* _What you have to do_
Gather every line of the listing below that contains the string "exit" and copy each one in full. Matching is case-sensitive.

▼

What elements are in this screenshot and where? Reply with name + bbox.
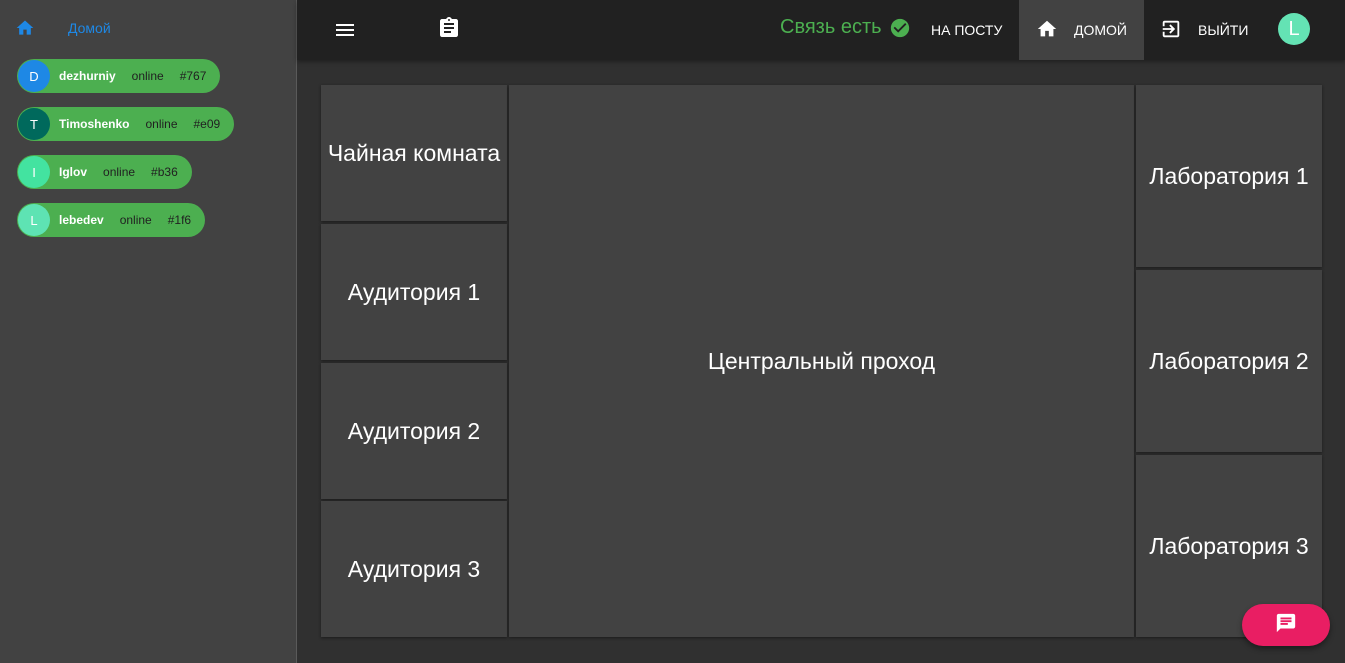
home-button-label: ДОМОЙ: [1074, 22, 1127, 38]
user-tag: #767: [179, 69, 207, 83]
room-lab-1[interactable]: Лаборатория 1: [1136, 85, 1322, 267]
room-lab-2[interactable]: Лаборатория 2: [1136, 270, 1322, 452]
sidebar-home-link[interactable]: Домой: [0, 0, 296, 56]
exit-button[interactable]: ВЫЙТИ: [1160, 0, 1248, 60]
connection-status: Связь есть: [780, 16, 911, 39]
user-tag: #1f6: [167, 213, 192, 227]
user-chip-dezhurniy[interactable]: D dezhurniy online #767: [17, 59, 221, 93]
chat-button[interactable]: [1242, 604, 1330, 646]
room-central-passage[interactable]: Центральный проход: [509, 85, 1134, 637]
chat-icon: [1275, 612, 1297, 639]
connection-status-text: Связь есть: [780, 16, 882, 38]
user-name: Timoshenko: [59, 117, 130, 131]
user-tag: #b36: [151, 165, 178, 179]
user-chip-timoshenko[interactable]: T Timoshenko online #e09: [17, 107, 235, 141]
home-button[interactable]: ДОМОЙ: [1019, 0, 1144, 60]
exit-icon: [1160, 18, 1182, 43]
on-post-button[interactable]: НА ПОСТУ: [931, 0, 1002, 60]
avatar: L: [18, 204, 50, 236]
room-auditorium-1[interactable]: Аудитория 1: [321, 224, 507, 360]
exit-button-label: ВЫЙТИ: [1198, 22, 1249, 38]
user-tag: #e09: [193, 117, 221, 131]
top-app-bar: Связь есть НА ПОСТУ ДОМОЙ ВЫЙТИ L: [297, 0, 1345, 60]
user-status: online: [145, 117, 178, 131]
menu-icon[interactable]: [333, 18, 357, 42]
check-circle-icon: [889, 17, 911, 39]
user-chip-iglov[interactable]: I Iglov online #b36: [17, 155, 192, 189]
sidebar: Домой D dezhurniy online #767 T Timoshen…: [0, 0, 297, 663]
sidebar-home-label: Домой: [68, 20, 111, 36]
user-status: online: [131, 69, 164, 83]
user-name: lebedev: [59, 213, 104, 227]
user-chip-lebedev[interactable]: L lebedev online #1f6: [17, 203, 206, 237]
room-auditorium-3[interactable]: Аудитория 3: [321, 501, 507, 637]
avatar: T: [18, 108, 50, 140]
avatar: D: [18, 60, 50, 92]
user-status: online: [103, 165, 136, 179]
user-name: dezhurniy: [59, 69, 116, 83]
user-avatar[interactable]: L: [1278, 13, 1310, 45]
clipboard-icon[interactable]: [437, 16, 461, 40]
user-status: online: [119, 213, 152, 227]
room-tea-room[interactable]: Чайная комната: [321, 85, 507, 221]
home-icon: [1036, 18, 1058, 43]
room-auditorium-2[interactable]: Аудитория 2: [321, 363, 507, 499]
on-post-label: НА ПОСТУ: [931, 22, 1003, 38]
user-name: Iglov: [59, 165, 88, 179]
avatar: I: [18, 156, 50, 188]
home-icon: [15, 18, 35, 36]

▲

* _Solution to this exercise_
exit-button[interactable]: ВЫЙТИ: [1160, 0, 1248, 60]
exit-icon: [1160, 18, 1182, 43]
exit-button-label: ВЫЙТИ: [1198, 22, 1249, 38]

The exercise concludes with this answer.